| WHAT YOU WILL DO |
Print the entries below in their entirety, exactly as they are written.

Dataset entries on figures:
----

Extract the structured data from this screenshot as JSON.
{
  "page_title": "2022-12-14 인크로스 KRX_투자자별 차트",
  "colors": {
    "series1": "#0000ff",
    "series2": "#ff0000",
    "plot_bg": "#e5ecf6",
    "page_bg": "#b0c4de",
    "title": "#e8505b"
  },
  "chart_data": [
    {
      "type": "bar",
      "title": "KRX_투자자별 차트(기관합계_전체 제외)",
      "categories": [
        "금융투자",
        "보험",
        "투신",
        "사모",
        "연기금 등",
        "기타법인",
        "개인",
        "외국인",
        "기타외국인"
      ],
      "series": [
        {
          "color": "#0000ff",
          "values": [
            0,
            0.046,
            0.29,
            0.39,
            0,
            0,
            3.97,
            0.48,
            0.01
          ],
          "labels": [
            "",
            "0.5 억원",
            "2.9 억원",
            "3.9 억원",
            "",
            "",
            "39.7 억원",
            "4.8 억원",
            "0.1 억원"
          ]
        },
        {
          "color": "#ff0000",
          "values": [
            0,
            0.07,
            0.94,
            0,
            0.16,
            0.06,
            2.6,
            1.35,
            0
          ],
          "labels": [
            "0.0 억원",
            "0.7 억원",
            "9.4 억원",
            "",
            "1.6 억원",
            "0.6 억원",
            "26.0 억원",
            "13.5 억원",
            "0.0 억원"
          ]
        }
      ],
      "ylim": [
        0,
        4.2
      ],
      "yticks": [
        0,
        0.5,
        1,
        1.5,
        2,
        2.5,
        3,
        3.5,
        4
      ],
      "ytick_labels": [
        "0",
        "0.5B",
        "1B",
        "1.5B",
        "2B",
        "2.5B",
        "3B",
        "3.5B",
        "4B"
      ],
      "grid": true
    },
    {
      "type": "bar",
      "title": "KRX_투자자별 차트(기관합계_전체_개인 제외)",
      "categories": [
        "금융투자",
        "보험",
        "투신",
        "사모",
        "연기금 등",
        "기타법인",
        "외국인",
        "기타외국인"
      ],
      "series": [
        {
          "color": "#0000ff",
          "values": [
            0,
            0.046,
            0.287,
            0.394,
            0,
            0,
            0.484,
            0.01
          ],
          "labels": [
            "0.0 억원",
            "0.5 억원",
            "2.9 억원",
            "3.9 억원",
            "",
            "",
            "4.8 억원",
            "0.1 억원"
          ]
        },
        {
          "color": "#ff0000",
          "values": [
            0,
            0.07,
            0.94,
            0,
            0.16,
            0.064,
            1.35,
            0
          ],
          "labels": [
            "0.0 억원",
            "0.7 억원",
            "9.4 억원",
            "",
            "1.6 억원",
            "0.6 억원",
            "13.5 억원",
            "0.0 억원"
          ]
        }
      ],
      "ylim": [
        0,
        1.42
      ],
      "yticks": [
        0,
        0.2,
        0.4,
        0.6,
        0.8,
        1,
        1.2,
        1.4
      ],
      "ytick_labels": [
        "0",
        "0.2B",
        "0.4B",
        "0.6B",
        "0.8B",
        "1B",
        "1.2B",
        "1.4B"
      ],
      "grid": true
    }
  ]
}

----

| THE REPLY |
Extract the structured data from this screenshot as JSON.
{
  "page_title": "2022-12-14 인크로스 KRX_투자자별 차트",
  "colors": {
    "series1": "#0000ff",
    "series2": "#ff0000",
    "plot_bg": "#e5ecf6",
    "page_bg": "#b0c4de",
    "title": "#e8505b"
  },
  "chart_data": [
    {
      "type": "bar",
      "title": "KRX_투자자별 차트(기관합계_전체 제외)",
      "categories": [
        "금융투자",
        "보험",
        "투신",
        "사모",
        "연기금 등",
        "기타법인",
        "개인",
        "외국인",
        "기타외국인"
      ],
      "series": [
        {
          "color": "#0000ff",
          "values": [
            0,
            0.046,
            0.29,
            0.39,
            0,
            0,
            3.97,
            0.48,
            0.01
          ],
          "labels": [
            "",
            "0.5 억원",
            "2.9 억원",
            "3.9 억원",
            "",
            "",
            "39.7 억원",
            "4.8 억원",
            "0.1 억원"
          ]
        },
        {
          "color": "#ff0000",
          "values": [
            0,
            0.07,
            0.94,
            0,
            0.16,
            0.06,
            2.6,
            1.35,
            0
          ],
          "labels": [
            "0.0 억원",
            "0.7 억원",
            "9.4 억원",
            "",
            "1.6 억원",
            "0.6 억원",
            "26.0 억원",
            "13.5 억원",
            "0.0 억원"
          ]
        }
      ],
      "ylim": [
        0,
        4.2
      ],
      "yticks": [
        0,
        0.5,
        1,
        1.5,
        2,
        2.5,
        3,
        3.5,
        4
      ],
      "ytick_labels": [
        "0",
        "0.5B",
        "1B",
        "1.5B",
        "2B",
        "2.5B",
        "3B",
        "3.5B",
        "4B"
      ],
      "grid": true
    },
    {
      "type": "bar",
      "title": "KRX_투자자별 차트(기관합계_전체_개인 제외)",
      "categories": [
        "금융투자",
        "보험",
        "투신",
        "사모",
        "연기금 등",
        "기타법인",
        "외국인",
        "기타외국인"
      ],
      "series": [
        {
          "color": "#0000ff",
          "values": [
            0,
            0.046,
            0.287,
            0.394,
            0,
            0,
            0.484,
            0.01
          ],
          "labels": [
            "0.0 억원",
            "0.5 억원",
            "2.9 억원",
            "3.9 억원",
            "",
            "",
            "4.8 억원",
            "0.1 억원"
          ]
        },
        {
          "color": "#ff0000",
          "values": [
            0,
            0.07,
            0.94,
            0,
            0.16,
            0.064,
            1.35,
            0
          ],
          "labels": [
            "0.0 억원",
            "0.7 억원",
            "9.4 억원",
            "",
            "1.6 억원",
            "0.6 억원",
            "13.5 억원",
            "0.0 억원"
          ]
        }
      ],
      "ylim": [
        0,
        1.42
      ],
      "yticks": [
        0,
        0.2,
        0.4,
        0.6,
        0.8,
        1,
        1.2,
        1.4
      ],
      "ytick_labels": [
        "0",
        "0.2B",
        "0.4B",
        "0.6B",
        "0.8B",
        "1B",
        "1.2B",
        "1.4B"
      ],
      "grid": true
    }
  ]
}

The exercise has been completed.